▶ Task
Every record below is to be retyped exactly.

▶ Input records
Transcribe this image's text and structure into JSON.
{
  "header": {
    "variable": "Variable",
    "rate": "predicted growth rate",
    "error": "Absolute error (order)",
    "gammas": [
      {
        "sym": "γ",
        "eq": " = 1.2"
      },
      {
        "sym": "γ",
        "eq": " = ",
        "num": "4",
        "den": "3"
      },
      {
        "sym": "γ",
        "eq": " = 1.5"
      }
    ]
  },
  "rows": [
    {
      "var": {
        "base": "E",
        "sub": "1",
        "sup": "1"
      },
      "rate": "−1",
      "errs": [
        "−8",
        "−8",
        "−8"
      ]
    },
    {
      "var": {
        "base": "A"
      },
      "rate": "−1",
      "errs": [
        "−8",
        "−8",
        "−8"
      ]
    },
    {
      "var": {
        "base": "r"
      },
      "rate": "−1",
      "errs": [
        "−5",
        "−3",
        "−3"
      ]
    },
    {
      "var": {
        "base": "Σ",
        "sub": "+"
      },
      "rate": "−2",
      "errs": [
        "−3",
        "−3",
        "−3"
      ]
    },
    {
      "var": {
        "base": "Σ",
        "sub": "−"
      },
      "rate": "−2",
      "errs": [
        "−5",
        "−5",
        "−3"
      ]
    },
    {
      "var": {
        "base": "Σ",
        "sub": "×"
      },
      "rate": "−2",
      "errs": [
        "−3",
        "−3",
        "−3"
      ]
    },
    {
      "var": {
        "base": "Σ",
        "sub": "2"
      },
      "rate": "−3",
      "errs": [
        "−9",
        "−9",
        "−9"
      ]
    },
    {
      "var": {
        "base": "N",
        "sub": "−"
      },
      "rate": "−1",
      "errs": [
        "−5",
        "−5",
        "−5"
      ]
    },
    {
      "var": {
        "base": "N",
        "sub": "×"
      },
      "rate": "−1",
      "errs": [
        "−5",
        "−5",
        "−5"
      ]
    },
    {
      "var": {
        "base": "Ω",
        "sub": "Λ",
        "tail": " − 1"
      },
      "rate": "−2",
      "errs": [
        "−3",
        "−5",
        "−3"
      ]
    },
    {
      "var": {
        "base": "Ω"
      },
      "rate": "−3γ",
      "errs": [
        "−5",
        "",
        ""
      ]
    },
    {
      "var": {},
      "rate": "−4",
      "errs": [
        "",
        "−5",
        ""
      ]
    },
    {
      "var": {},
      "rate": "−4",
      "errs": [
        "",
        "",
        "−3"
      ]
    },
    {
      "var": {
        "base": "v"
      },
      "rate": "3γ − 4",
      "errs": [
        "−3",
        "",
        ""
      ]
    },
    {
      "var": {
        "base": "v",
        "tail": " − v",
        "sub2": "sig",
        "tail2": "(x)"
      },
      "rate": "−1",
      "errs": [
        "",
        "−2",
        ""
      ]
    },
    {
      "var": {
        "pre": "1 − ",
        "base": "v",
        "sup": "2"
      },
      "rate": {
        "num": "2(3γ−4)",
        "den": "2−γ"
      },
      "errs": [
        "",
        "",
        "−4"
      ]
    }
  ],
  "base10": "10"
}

▶ Written reply
Transcribe this image's text and structure into JSON.
{
  "header": {
    "variable": "Variable",
    "rate": "predicted growth rate",
    "error": "Absolute error (order)",
    "gammas": [
      {
        "sym": "γ",
        "eq": " = 1.2"
      },
      {
        "sym": "γ",
        "eq": " = ",
        "num": "4",
        "den": "3"
      },
      {
        "sym": "γ",
        "eq": " = 1.5"
      }
    ]
  },
  "rows": [
    {
      "var": {
        "base": "E",
        "sub": "1",
        "sup": "1"
      },
      "rate": "−1",
      "errs": [
        "−8",
        "−8",
        "−8"
      ]
    },
    {
      "var": {
        "base": "A"
      },
      "rate": "−1",
      "errs": [
        "−8",
        "−8",
        "−8"
      ]
    },
    {
      "var": {
        "base": "r"
      },
      "rate": "−1",
      "errs": [
        "−5",
        "−3",
        "−3"
      ]
    },
    {
      "var": {
        "base": "Σ",
        "sub": "+"
      },
      "rate": "−2",
      "errs": [
        "−3",
        "−3",
        "−3"
      ]
    },
    {
      "var": {
        "base": "Σ",
        "sub": "−"
      },
      "rate": "−2",
      "errs": [
        "−5",
        "−5",
        "−3"
      ]
    },
    {
      "var": {
        "base": "Σ",
        "sub": "×"
      },
      "rate": "−2",
      "errs": [
        "−3",
        "−3",
        "−3"
      ]
    },
    {
      "var": {
        "base": "Σ",
        "sub": "2"
      },
      "rate": "−3",
      "errs": [
        "−9",
        "−9",
        "−9"
      ]
    },
    {
      "var": {
        "base": "N",
        "sub": "−"
      },
      "rate": "−1",
      "errs": [
        "−5",
        "−5",
        "−5"
      ]
    },
    {
      "var": {
        "base": "N",
        "sub": "×"
      },
      "rate": "−1",
      "errs": [
        "−5",
        "−5",
        "−5"
      ]
    },
    {
      "var": {
        "base": "Ω",
        "sub": "Λ",
        "tail": " − 1"
      },
      "rate": "−2",
      "errs": [
        "−3",
        "−5",
        "−3"
      ]
    },
    {
      "var": {
        "base": "Ω"
      },
      "rate": "−3γ",
      "errs": [
        "−5",
        "",
        ""
      ]
    },
    {
      "var": {},
      "rate": "−4",
      "errs": [
        "",
        "−5",
        ""
      ]
    },
    {
      "var": {},
      "rate": "−4",
      "errs": [
        "",
        "",
        "−3"
      ]
    },
    {
      "var": {
        "base": "v"
      },
      "rate": "3γ − 4",
      "errs": [
        "−3",
        "",
        ""
      ]
    },
    {
      "var": {
        "base": "v",
        "tail": " − v",
        "sub2": "sig",
        "tail2": "(x)"
      },
      "rate": "−1",
      "errs": [
        "",
        "−2",
        ""
      ]
    },
    {
      "var": {
        "pre": "1 − ",
        "base": "v",
        "sup": "2"
      },
      "rate": {
        "num": "2(3γ−4)",
        "den": "2−γ"
      },
      "errs": [
        "",
        "",
        "−4"
      ]
    }
  ],
  "base10": "10"
}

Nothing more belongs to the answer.